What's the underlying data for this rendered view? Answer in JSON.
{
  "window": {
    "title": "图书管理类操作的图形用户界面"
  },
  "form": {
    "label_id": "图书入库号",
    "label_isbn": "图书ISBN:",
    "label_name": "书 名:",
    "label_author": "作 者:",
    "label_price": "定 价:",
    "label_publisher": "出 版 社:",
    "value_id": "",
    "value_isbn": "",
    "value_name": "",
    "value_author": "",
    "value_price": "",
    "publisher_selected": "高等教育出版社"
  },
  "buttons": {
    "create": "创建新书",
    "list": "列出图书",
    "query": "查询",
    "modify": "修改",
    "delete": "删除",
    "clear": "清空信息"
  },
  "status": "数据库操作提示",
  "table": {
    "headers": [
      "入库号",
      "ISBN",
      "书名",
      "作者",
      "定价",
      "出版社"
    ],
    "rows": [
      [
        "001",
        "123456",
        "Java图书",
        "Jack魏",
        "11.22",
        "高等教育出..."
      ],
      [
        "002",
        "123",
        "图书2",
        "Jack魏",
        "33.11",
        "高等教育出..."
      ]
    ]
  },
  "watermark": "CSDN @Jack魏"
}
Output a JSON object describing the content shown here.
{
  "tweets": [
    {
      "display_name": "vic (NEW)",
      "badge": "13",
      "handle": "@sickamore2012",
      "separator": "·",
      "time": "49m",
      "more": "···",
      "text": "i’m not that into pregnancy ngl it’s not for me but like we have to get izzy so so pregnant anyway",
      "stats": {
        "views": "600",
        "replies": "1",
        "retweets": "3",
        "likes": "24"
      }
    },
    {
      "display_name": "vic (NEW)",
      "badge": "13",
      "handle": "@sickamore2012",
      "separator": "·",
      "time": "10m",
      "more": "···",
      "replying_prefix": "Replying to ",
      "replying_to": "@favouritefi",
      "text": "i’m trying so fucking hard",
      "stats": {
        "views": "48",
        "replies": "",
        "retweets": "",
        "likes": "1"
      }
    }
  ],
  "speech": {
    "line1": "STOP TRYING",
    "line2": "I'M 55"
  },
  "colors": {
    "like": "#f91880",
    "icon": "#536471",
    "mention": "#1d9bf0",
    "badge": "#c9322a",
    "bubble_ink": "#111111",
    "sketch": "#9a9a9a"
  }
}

○ ○ ○

■ **To be done**
All the entries above need to be reproduced exactly.

■ **Right answer**
What's the underlying data for this rendered view? Answer in JSON.
{
  "window": {
    "title": "图书管理类操作的图形用户界面"
  },
  "form": {
    "label_id": "图书入库号",
    "label_isbn": "图书ISBN:",
    "label_name": "书 名:",
    "label_author": "作 者:",
    "label_price": "定 价:",
    "label_publisher": "出 版 社:",
    "value_id": "",
    "value_isbn": "",
    "value_name": "",
    "value_author": "",
    "value_price": "",
    "publisher_selected": "高等教育出版社"
  },
  "buttons": {
    "create": "创建新书",
    "list": "列出图书",
    "query": "查询",
    "modify": "修改",
    "delete": "删除",
    "clear": "清空信息"
  },
  "status": "数据库操作提示",
  "table": {
    "headers": [
      "入库号",
      "ISBN",
      "书名",
      "作者",
      "定价",
      "出版社"
    ],
    "rows": [
      [
        "001",
        "123456",
        "Java图书",
        "Jack魏",
        "11.22",
        "高等教育出..."
      ],
      [
        "002",
        "123",
        "图书2",
        "Jack魏",
        "33.11",
        "高等教育出..."
      ]
    ]
  },
  "watermark": "CSDN @Jack魏"
}
Output a JSON object describing the content shown here.
{
  "tweets": [
    {
      "display_name": "vic (NEW)",
      "badge": "13",
      "handle": "@sickamore2012",
      "separator": "·",
      "time": "49m",
      "more": "···",
      "text": "i’m not that into pregnancy ngl it’s not for me but like we have to get izzy so so pregnant anyway",
      "stats": {
        "views": "600",
        "replies": "1",
        "retweets": "3",
        "likes": "24"
      }
    },
    {
      "display_name": "vic (NEW)",
      "badge": "13",
      "handle": "@sickamore2012",
      "separator": "·",
      "time": "10m",
      "more": "···",
      "replying_prefix": "Replying to ",
      "replying_to": "@favouritefi",
      "text": "i’m trying so fucking hard",
      "stats": {
        "views": "48",
        "replies": "",
        "retweets": "",
        "likes": "1"
      }
    }
  ],
  "speech": {
    "line1": "STOP TRYING",
    "line2": "I'M 55"
  },
  "colors": {
    "like": "#f91880",
    "icon": "#536471",
    "mention": "#1d9bf0",
    "badge": "#c9322a",
    "bubble_ink": "#111111",
    "sketch": "#9a9a9a"
  }
}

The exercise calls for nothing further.